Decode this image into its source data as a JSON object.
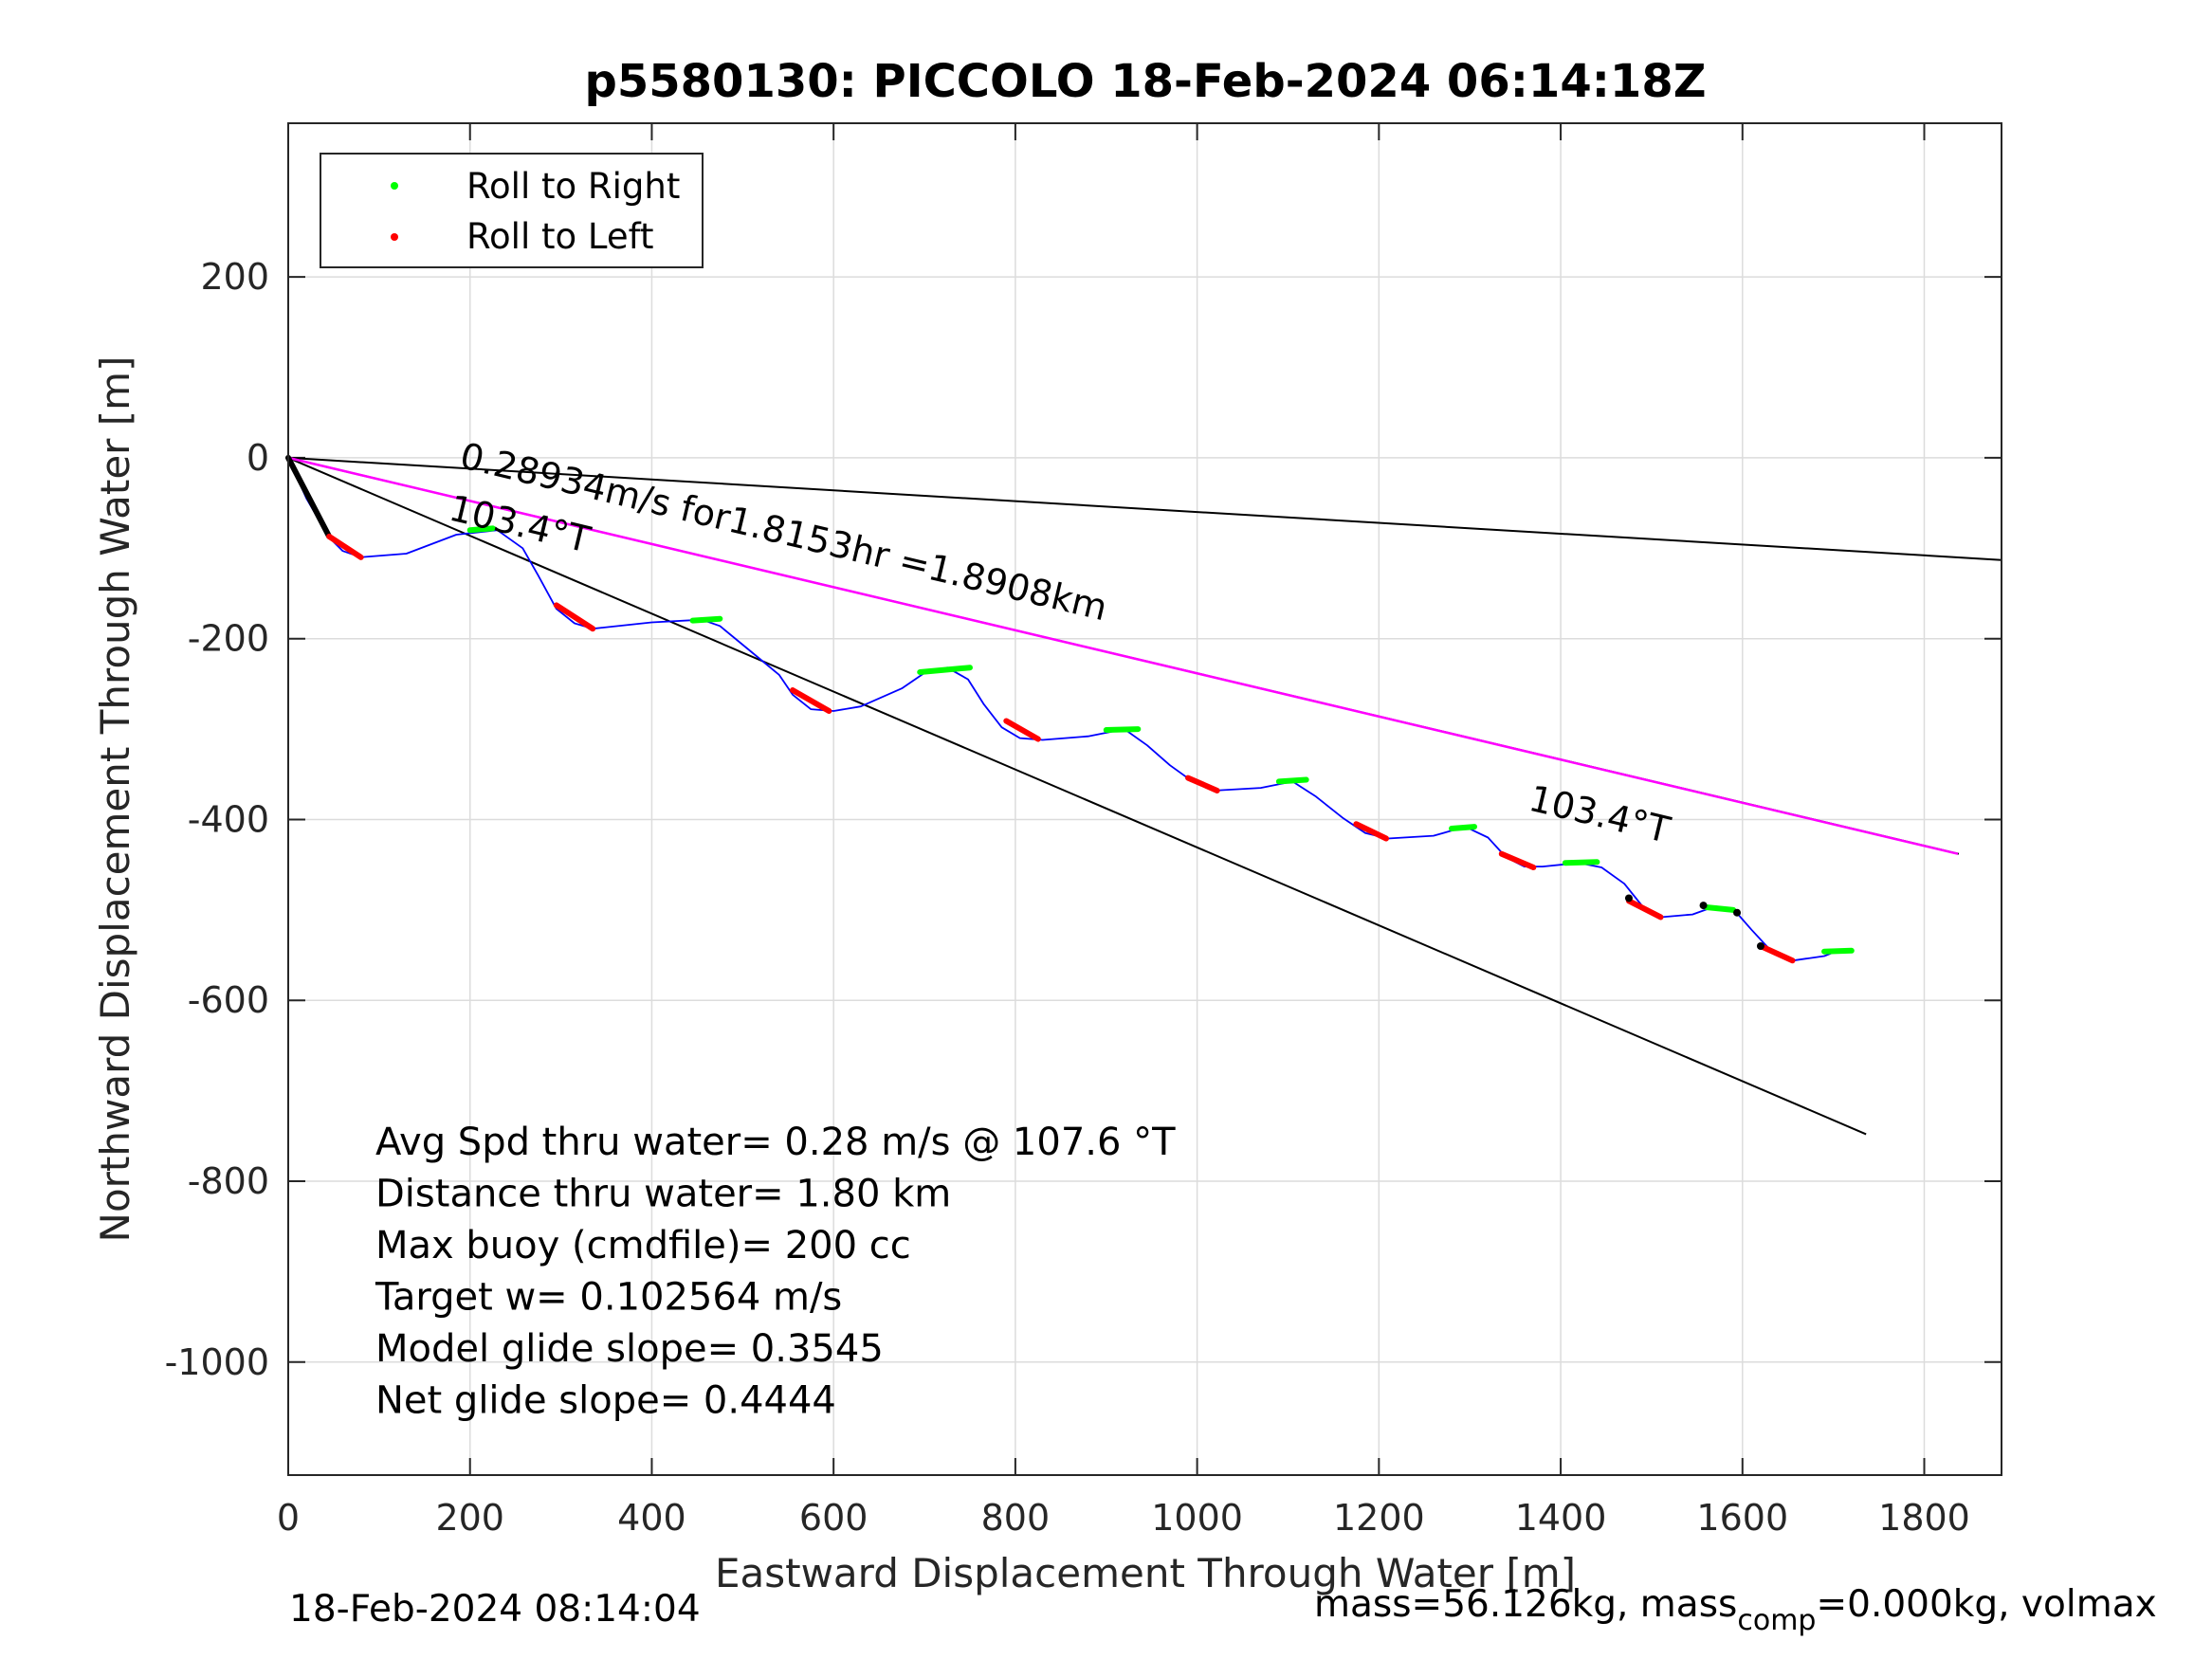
{
  "chart_data": {
    "type": "scatter",
    "title": "p5580130: PICCOLO 18-Feb-2024 06:14:18Z",
    "xlabel": "Eastward Displacement Through Water [m]",
    "ylabel": "Northward Displacement Through Water [m]",
    "xlim": [
      0,
      1885
    ],
    "ylim": [
      -1125,
      370
    ],
    "xticks": [
      0,
      200,
      400,
      600,
      800,
      1000,
      1200,
      1400,
      1600,
      1800
    ],
    "yticks": [
      200,
      0,
      -200,
      -400,
      -600,
      -800,
      -1000
    ],
    "grid": true,
    "legend_position": "top-left",
    "legend": [
      {
        "label": "Roll to Right",
        "color": "#00ff00"
      },
      {
        "label": "Roll to Left",
        "color": "#ff0000"
      }
    ],
    "colors": {
      "track": "#0000ff",
      "heading_line": "#000000",
      "speed_line": "#ff00ff",
      "right": "#00ff00",
      "left": "#ff0000"
    },
    "series": [
      {
        "type": "line",
        "color": "#0000ff",
        "x": [
          0,
          20,
          45,
          60,
          80,
          130,
          185,
          230,
          258,
          275,
          295,
          315,
          335,
          400,
          455,
          475,
          510,
          540,
          555,
          575,
          600,
          630,
          675,
          700,
          725,
          748,
          765,
          785,
          805,
          830,
          880,
          920,
          945,
          970,
          995,
          1020,
          1070,
          1105,
          1130,
          1160,
          1185,
          1210,
          1260,
          1295,
          1320,
          1340,
          1360,
          1380,
          1420,
          1445,
          1470,
          1490,
          1510,
          1545,
          1570,
          1590,
          1610,
          1635,
          1655,
          1690,
          1705,
          1715
        ],
        "y": [
          0,
          -45,
          -88,
          -103,
          -110,
          -106,
          -85,
          -80,
          -100,
          -130,
          -167,
          -183,
          -189,
          -182,
          -179,
          -186,
          -215,
          -240,
          -262,
          -278,
          -280,
          -275,
          -255,
          -238,
          -232,
          -245,
          -272,
          -298,
          -310,
          -312,
          -308,
          -300,
          -318,
          -340,
          -358,
          -368,
          -365,
          -358,
          -374,
          -398,
          -415,
          -421,
          -418,
          -408,
          -420,
          -442,
          -452,
          -452,
          -448,
          -453,
          -471,
          -496,
          -508,
          -505,
          -496,
          -499,
          -522,
          -549,
          -556,
          -551,
          -545,
          -546
        ]
      },
      {
        "type": "line",
        "color": "#ff00ff",
        "x": [
          0,
          1837
        ],
        "y": [
          0,
          -438
        ]
      }
    ],
    "heading_lines": [
      {
        "x": [
          0,
          1885
        ],
        "y": [
          0,
          -113
        ],
        "color": "#000000"
      },
      {
        "x": [
          0,
          1838
        ],
        "y": [
          0,
          -438
        ],
        "color": "#000000"
      },
      {
        "x": [
          0,
          1736
        ],
        "y": [
          0,
          -748
        ],
        "color": "#000000"
      }
    ],
    "roll_left_segments": [
      {
        "x": [
          45,
          80
        ],
        "y": [
          -87,
          -110
        ]
      },
      {
        "x": [
          295,
          335
        ],
        "y": [
          -163,
          -189
        ]
      },
      {
        "x": [
          555,
          595
        ],
        "y": [
          -257,
          -280
        ]
      },
      {
        "x": [
          790,
          825
        ],
        "y": [
          -291,
          -311
        ]
      },
      {
        "x": [
          990,
          1022
        ],
        "y": [
          -354,
          -368
        ]
      },
      {
        "x": [
          1175,
          1208
        ],
        "y": [
          -405,
          -421
        ]
      },
      {
        "x": [
          1335,
          1370
        ],
        "y": [
          -438,
          -453
        ]
      },
      {
        "x": [
          1475,
          1510
        ],
        "y": [
          -490,
          -508
        ]
      },
      {
        "x": [
          1620,
          1655
        ],
        "y": [
          -540,
          -556
        ]
      }
    ],
    "roll_right_segments": [
      {
        "x": [
          200,
          225
        ],
        "y": [
          -80,
          -78
        ]
      },
      {
        "x": [
          445,
          475
        ],
        "y": [
          -180,
          -178
        ]
      },
      {
        "x": [
          695,
          750
        ],
        "y": [
          -237,
          -232
        ]
      },
      {
        "x": [
          900,
          935
        ],
        "y": [
          -301,
          -300
        ]
      },
      {
        "x": [
          1090,
          1120
        ],
        "y": [
          -358,
          -356
        ]
      },
      {
        "x": [
          1280,
          1305
        ],
        "y": [
          -410,
          -408
        ]
      },
      {
        "x": [
          1405,
          1440
        ],
        "y": [
          -448,
          -447
        ]
      },
      {
        "x": [
          1560,
          1590
        ],
        "y": [
          -497,
          -500
        ]
      },
      {
        "x": [
          1690,
          1720
        ],
        "y": [
          -546,
          -545
        ]
      }
    ],
    "black_points": [
      {
        "x": 1475,
        "y": -487
      },
      {
        "x": 1557,
        "y": -495
      },
      {
        "x": 1594,
        "y": -503
      },
      {
        "x": 1620,
        "y": -540
      }
    ],
    "annotations": [
      {
        "text": "0.28934m/s for1.8153hr =1.8908km",
        "x": 187,
        "y": -10,
        "angle_deg": 13.4
      },
      {
        "text": "103.4°T",
        "x": 175,
        "y": -68,
        "angle_deg": 13.4
      },
      {
        "text": "103.4°T",
        "x": 1363,
        "y": -389,
        "angle_deg": 13.4
      }
    ],
    "stats": [
      "Avg Spd thru water=  0.28 m/s @ 107.6 °T",
      "Distance thru water=  1.80 km",
      "Max buoy (cmdfile)= 200 cc",
      "Target w= 0.102564 m/s",
      "Model glide slope= 0.3545",
      "Net glide slope= 0.4444"
    ]
  },
  "footer": {
    "left": "18-Feb-2024 08:14:04",
    "right_prefix": "mass=56.126kg, mass",
    "right_sub": "comp",
    "right_suffix": "=0.000kg, volmax"
  }
}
* * * * * * * * *
*WHAT IS EXPECTED:*
Your copy should hold every record word for word and none of the pictures.

*THE OUTPUT:*
Decode this image into its source data as a JSON object.
{
  "chart_data": {
    "type": "scatter",
    "title": "p5580130: PICCOLO 18-Feb-2024 06:14:18Z",
    "xlabel": "Eastward Displacement Through Water [m]",
    "ylabel": "Northward Displacement Through Water [m]",
    "xlim": [
      0,
      1885
    ],
    "ylim": [
      -1125,
      370
    ],
    "xticks": [
      0,
      200,
      400,
      600,
      800,
      1000,
      1200,
      1400,
      1600,
      1800
    ],
    "yticks": [
      200,
      0,
      -200,
      -400,
      -600,
      -800,
      -1000
    ],
    "grid": true,
    "legend_position": "top-left",
    "legend": [
      {
        "label": "Roll to Right",
        "color": "#00ff00"
      },
      {
        "label": "Roll to Left",
        "color": "#ff0000"
      }
    ],
    "colors": {
      "track": "#0000ff",
      "heading_line": "#000000",
      "speed_line": "#ff00ff",
      "right": "#00ff00",
      "left": "#ff0000"
    },
    "series": [
      {
        "type": "line",
        "color": "#0000ff",
        "x": [
          0,
          20,
          45,
          60,
          80,
          130,
          185,
          230,
          258,
          275,
          295,
          315,
          335,
          400,
          455,
          475,
          510,
          540,
          555,
          575,
          600,
          630,
          675,
          700,
          725,
          748,
          765,
          785,
          805,
          830,
          880,
          920,
          945,
          970,
          995,
          1020,
          1070,
          1105,
          1130,
          1160,
          1185,
          1210,
          1260,
          1295,
          1320,
          1340,
          1360,
          1380,
          1420,
          1445,
          1470,
          1490,
          1510,
          1545,
          1570,
          1590,
          1610,
          1635,
          1655,
          1690,
          1705,
          1715
        ],
        "y": [
          0,
          -45,
          -88,
          -103,
          -110,
          -106,
          -85,
          -80,
          -100,
          -130,
          -167,
          -183,
          -189,
          -182,
          -179,
          -186,
          -215,
          -240,
          -262,
          -278,
          -280,
          -275,
          -255,
          -238,
          -232,
          -245,
          -272,
          -298,
          -310,
          -312,
          -308,
          -300,
          -318,
          -340,
          -358,
          -368,
          -365,
          -358,
          -374,
          -398,
          -415,
          -421,
          -418,
          -408,
          -420,
          -442,
          -452,
          -452,
          -448,
          -453,
          -471,
          -496,
          -508,
          -505,
          -496,
          -499,
          -522,
          -549,
          -556,
          -551,
          -545,
          -546
        ]
      },
      {
        "type": "line",
        "color": "#ff00ff",
        "x": [
          0,
          1837
        ],
        "y": [
          0,
          -438
        ]
      }
    ],
    "heading_lines": [
      {
        "x": [
          0,
          1885
        ],
        "y": [
          0,
          -113
        ],
        "color": "#000000"
      },
      {
        "x": [
          0,
          1838
        ],
        "y": [
          0,
          -438
        ],
        "color": "#000000"
      },
      {
        "x": [
          0,
          1736
        ],
        "y": [
          0,
          -748
        ],
        "color": "#000000"
      }
    ],
    "roll_left_segments": [
      {
        "x": [
          45,
          80
        ],
        "y": [
          -87,
          -110
        ]
      },
      {
        "x": [
          295,
          335
        ],
        "y": [
          -163,
          -189
        ]
      },
      {
        "x": [
          555,
          595
        ],
        "y": [
          -257,
          -280
        ]
      },
      {
        "x": [
          790,
          825
        ],
        "y": [
          -291,
          -311
        ]
      },
      {
        "x": [
          990,
          1022
        ],
        "y": [
          -354,
          -368
        ]
      },
      {
        "x": [
          1175,
          1208
        ],
        "y": [
          -405,
          -421
        ]
      },
      {
        "x": [
          1335,
          1370
        ],
        "y": [
          -438,
          -453
        ]
      },
      {
        "x": [
          1475,
          1510
        ],
        "y": [
          -490,
          -508
        ]
      },
      {
        "x": [
          1620,
          1655
        ],
        "y": [
          -540,
          -556
        ]
      }
    ],
    "roll_right_segments": [
      {
        "x": [
          200,
          225
        ],
        "y": [
          -80,
          -78
        ]
      },
      {
        "x": [
          445,
          475
        ],
        "y": [
          -180,
          -178
        ]
      },
      {
        "x": [
          695,
          750
        ],
        "y": [
          -237,
          -232
        ]
      },
      {
        "x": [
          900,
          935
        ],
        "y": [
          -301,
          -300
        ]
      },
      {
        "x": [
          1090,
          1120
        ],
        "y": [
          -358,
          -356
        ]
      },
      {
        "x": [
          1280,
          1305
        ],
        "y": [
          -410,
          -408
        ]
      },
      {
        "x": [
          1405,
          1440
        ],
        "y": [
          -448,
          -447
        ]
      },
      {
        "x": [
          1560,
          1590
        ],
        "y": [
          -497,
          -500
        ]
      },
      {
        "x": [
          1690,
          1720
        ],
        "y": [
          -546,
          -545
        ]
      }
    ],
    "black_points": [
      {
        "x": 1475,
        "y": -487
      },
      {
        "x": 1557,
        "y": -495
      },
      {
        "x": 1594,
        "y": -503
      },
      {
        "x": 1620,
        "y": -540
      }
    ],
    "annotations": [
      {
        "text": "0.28934m/s for1.8153hr =1.8908km",
        "x": 187,
        "y": -10,
        "angle_deg": 13.4
      },
      {
        "text": "103.4°T",
        "x": 175,
        "y": -68,
        "angle_deg": 13.4
      },
      {
        "text": "103.4°T",
        "x": 1363,
        "y": -389,
        "angle_deg": 13.4
      }
    ],
    "stats": [
      "Avg Spd thru water=  0.28 m/s @ 107.6 °T",
      "Distance thru water=  1.80 km",
      "Max buoy (cmdfile)= 200 cc",
      "Target w= 0.102564 m/s",
      "Model glide slope= 0.3545",
      "Net glide slope= 0.4444"
    ]
  },
  "footer": {
    "left": "18-Feb-2024 08:14:04",
    "right_prefix": "mass=56.126kg, mass",
    "right_sub": "comp",
    "right_suffix": "=0.000kg, volmax"
  }
}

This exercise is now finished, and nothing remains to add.